● **Stated exercise**
Repeat the entire listing exactly as written.

● **Records to process**
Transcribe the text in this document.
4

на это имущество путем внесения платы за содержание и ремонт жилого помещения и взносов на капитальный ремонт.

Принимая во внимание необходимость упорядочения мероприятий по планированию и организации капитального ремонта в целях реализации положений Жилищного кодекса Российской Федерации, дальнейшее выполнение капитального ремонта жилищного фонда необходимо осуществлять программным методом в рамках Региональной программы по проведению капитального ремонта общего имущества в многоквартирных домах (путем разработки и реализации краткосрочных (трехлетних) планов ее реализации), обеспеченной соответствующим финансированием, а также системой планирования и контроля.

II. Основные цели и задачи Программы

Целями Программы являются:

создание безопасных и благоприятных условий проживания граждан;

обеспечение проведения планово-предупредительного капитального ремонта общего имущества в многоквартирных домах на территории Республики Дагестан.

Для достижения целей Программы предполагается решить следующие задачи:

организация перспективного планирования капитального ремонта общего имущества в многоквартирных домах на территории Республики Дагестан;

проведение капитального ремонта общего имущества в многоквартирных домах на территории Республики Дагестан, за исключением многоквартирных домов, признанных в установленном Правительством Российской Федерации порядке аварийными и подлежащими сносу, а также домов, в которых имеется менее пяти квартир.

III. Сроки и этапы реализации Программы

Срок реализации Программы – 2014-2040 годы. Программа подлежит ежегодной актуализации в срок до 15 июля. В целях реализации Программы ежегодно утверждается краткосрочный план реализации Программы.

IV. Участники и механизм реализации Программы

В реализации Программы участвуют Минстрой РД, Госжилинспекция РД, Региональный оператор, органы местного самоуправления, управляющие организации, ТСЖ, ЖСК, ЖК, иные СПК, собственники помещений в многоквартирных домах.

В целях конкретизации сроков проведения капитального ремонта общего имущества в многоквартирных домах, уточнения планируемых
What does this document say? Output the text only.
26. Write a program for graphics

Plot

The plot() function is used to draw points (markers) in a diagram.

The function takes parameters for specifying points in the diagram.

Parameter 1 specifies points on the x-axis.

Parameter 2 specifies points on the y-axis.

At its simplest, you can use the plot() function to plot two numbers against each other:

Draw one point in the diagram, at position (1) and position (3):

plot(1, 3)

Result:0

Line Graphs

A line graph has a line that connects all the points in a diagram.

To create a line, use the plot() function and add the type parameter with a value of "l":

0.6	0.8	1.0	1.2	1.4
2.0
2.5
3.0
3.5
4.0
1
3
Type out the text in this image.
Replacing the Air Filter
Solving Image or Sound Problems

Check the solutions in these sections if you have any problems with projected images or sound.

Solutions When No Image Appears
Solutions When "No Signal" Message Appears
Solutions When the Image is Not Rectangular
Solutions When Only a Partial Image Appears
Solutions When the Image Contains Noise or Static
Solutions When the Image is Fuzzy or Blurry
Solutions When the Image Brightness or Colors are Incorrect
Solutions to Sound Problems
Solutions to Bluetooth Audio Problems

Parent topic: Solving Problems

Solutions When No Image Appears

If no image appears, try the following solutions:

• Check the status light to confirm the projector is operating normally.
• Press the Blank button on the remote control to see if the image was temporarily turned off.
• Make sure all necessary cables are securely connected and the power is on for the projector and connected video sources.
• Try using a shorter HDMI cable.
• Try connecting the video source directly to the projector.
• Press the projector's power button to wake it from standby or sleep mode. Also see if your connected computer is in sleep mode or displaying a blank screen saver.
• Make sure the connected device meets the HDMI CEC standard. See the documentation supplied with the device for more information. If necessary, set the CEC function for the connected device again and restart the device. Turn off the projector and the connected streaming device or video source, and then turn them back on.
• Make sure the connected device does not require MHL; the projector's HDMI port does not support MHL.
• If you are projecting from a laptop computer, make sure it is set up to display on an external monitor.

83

● **Worked answer**
Transcribe the text in this document.
4

на это имущество путем внесения платы за содержание и ремонт жилого помещения и взносов на капитальный ремонт.

Принимая во внимание необходимость упорядочения мероприятий по планированию и организации капитального ремонта в целях реализации положений Жилищного кодекса Российской Федерации, дальнейшее выполнение капитального ремонта жилищного фонда необходимо осуществлять программным методом в рамках Региональной программы по проведению капитального ремонта общего имущества в многоквартирных домах (путем разработки и реализации краткосрочных (трехлетних) планов ее реализации), обеспеченной соответствующим финансированием, а также системой планирования и контроля.

II. Основные цели и задачи Программы

Целями Программы являются:

создание безопасных и благоприятных условий проживания граждан;

обеспечение проведения планово-предупредительного капитального ремонта общего имущества в многоквартирных домах на территории Республики Дагестан.

Для достижения целей Программы предполагается решить следующие задачи:

организация перспективного планирования капитального ремонта общего имущества в многоквартирных домах на территории Республики Дагестан;

проведение капитального ремонта общего имущества в многоквартирных домах на территории Республики Дагестан, за исключением многоквартирных домов, признанных в установленном Правительством Российской Федерации порядке аварийными и подлежащими сносу, а также домов, в которых имеется менее пяти квартир.

III. Сроки и этапы реализации Программы

Срок реализации Программы – 2014-2040 годы. Программа подлежит ежегодной актуализации в срок до 15 июля. В целях реализации Программы ежегодно утверждается краткосрочный план реализации Программы.

IV. Участники и механизм реализации Программы

В реализации Программы участвуют Минстрой РД, Госжилинспекция РД, Региональный оператор, органы местного самоуправления, управляющие организации, ТСЖ, ЖСК, ЖК, иные СПК, собственники помещений в многоквартирных домах.

В целях конкретизации сроков проведения капитального ремонта общего имущества в многоквартирных домах, уточнения планируемых
What does this document say? Output the text only.
26. Write a program for graphics

Plot

The plot() function is used to draw points (markers) in a diagram.

The function takes parameters for specifying points in the diagram.

Parameter 1 specifies points on the x-axis.

Parameter 2 specifies points on the y-axis.

At its simplest, you can use the plot() function to plot two numbers against each other:

Draw one point in the diagram, at position (1) and position (3):

plot(1, 3)

Result:0

Line Graphs

A line graph has a line that connects all the points in a diagram.

To create a line, use the plot() function and add the type parameter with a value of "l":

0.6	0.8	1.0	1.2	1.4
2.0
2.5
3.0
3.5
4.0
1
3
Type out the text in this image.
Replacing the Air Filter
Solving Image or Sound Problems

Check the solutions in these sections if you have any problems with projected images or sound.

Solutions When No Image Appears
Solutions When "No Signal" Message Appears
Solutions When the Image is Not Rectangular
Solutions When Only a Partial Image Appears
Solutions When the Image Contains Noise or Static
Solutions When the Image is Fuzzy or Blurry
Solutions When the Image Brightness or Colors are Incorrect
Solutions to Sound Problems
Solutions to Bluetooth Audio Problems

Parent topic: Solving Problems

Solutions When No Image Appears

If no image appears, try the following solutions:

• Check the status light to confirm the projector is operating normally.
• Press the Blank button on the remote control to see if the image was temporarily turned off.
• Make sure all necessary cables are securely connected and the power is on for the projector and connected video sources.
• Try using a shorter HDMI cable.
• Try connecting the video source directly to the projector.
• Press the projector's power button to wake it from standby or sleep mode. Also see if your connected computer is in sleep mode or displaying a blank screen saver.
• Make sure the connected device meets the HDMI CEC standard. See the documentation supplied with the device for more information. If necessary, set the CEC function for the connected device again and restart the device. Turn off the projector and the connected streaming device or video source, and then turn them back on.
• Make sure the connected device does not require MHL; the projector's HDMI port does not support MHL.
• If you are projecting from a laptop computer, make sure it is set up to display on an external monitor.

83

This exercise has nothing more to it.